• **Your task**:
Filter these entries, keeping only lines that hold the word "Peer".

Dataset entries on figures:
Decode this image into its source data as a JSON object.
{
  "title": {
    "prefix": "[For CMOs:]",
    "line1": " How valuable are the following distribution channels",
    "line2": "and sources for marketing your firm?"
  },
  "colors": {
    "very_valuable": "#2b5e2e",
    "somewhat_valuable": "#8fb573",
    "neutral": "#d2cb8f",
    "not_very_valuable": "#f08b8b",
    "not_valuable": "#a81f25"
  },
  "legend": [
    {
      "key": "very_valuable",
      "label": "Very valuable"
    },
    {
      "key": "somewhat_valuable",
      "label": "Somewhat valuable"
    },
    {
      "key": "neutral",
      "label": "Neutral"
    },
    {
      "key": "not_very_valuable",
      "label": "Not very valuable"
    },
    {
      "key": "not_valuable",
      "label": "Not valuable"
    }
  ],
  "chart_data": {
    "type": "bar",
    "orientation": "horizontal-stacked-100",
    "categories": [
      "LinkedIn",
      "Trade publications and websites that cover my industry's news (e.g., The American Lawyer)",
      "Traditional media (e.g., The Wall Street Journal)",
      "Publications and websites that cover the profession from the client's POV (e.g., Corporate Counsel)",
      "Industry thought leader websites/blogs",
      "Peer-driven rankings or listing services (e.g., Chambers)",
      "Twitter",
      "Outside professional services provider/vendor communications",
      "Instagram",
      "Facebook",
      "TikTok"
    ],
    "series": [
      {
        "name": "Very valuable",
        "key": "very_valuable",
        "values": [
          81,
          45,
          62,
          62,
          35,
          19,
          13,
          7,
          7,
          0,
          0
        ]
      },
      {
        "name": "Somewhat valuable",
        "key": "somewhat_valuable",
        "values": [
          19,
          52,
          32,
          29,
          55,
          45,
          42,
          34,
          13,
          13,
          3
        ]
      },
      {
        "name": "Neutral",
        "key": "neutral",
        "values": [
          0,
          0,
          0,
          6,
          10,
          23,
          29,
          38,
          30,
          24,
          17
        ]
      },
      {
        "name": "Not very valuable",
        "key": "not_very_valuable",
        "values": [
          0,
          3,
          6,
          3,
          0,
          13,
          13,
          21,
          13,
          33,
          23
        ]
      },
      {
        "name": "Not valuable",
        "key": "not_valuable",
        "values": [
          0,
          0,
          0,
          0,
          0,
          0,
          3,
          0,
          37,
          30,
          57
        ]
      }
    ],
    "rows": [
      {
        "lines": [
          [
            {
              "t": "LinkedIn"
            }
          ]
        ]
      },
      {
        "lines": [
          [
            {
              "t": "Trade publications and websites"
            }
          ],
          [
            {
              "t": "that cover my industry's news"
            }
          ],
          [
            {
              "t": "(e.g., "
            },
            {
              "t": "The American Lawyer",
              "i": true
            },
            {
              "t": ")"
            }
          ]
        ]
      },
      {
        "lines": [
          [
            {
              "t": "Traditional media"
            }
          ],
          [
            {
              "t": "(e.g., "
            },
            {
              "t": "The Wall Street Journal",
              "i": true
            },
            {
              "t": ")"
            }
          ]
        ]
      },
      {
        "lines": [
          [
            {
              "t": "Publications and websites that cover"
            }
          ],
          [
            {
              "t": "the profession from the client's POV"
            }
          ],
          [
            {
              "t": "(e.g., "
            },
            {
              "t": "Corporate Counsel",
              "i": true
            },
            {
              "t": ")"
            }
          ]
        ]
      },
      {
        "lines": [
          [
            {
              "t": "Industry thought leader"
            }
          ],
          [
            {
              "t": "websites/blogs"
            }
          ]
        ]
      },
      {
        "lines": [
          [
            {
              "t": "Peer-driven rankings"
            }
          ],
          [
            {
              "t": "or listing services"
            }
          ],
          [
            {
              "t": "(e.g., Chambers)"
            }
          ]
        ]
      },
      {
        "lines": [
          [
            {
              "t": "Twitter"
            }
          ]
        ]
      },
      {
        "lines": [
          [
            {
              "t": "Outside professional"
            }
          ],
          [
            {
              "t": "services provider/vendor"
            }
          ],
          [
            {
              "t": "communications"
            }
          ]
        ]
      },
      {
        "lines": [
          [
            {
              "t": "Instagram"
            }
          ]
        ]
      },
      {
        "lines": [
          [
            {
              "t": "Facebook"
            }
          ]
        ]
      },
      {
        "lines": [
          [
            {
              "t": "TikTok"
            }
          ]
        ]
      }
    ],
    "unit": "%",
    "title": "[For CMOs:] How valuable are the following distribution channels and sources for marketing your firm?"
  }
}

• **Result for this exercise**:
      "Peer-driven rankings or listing services (e.g., Chambers)",
              "t": "Peer-driven rankings"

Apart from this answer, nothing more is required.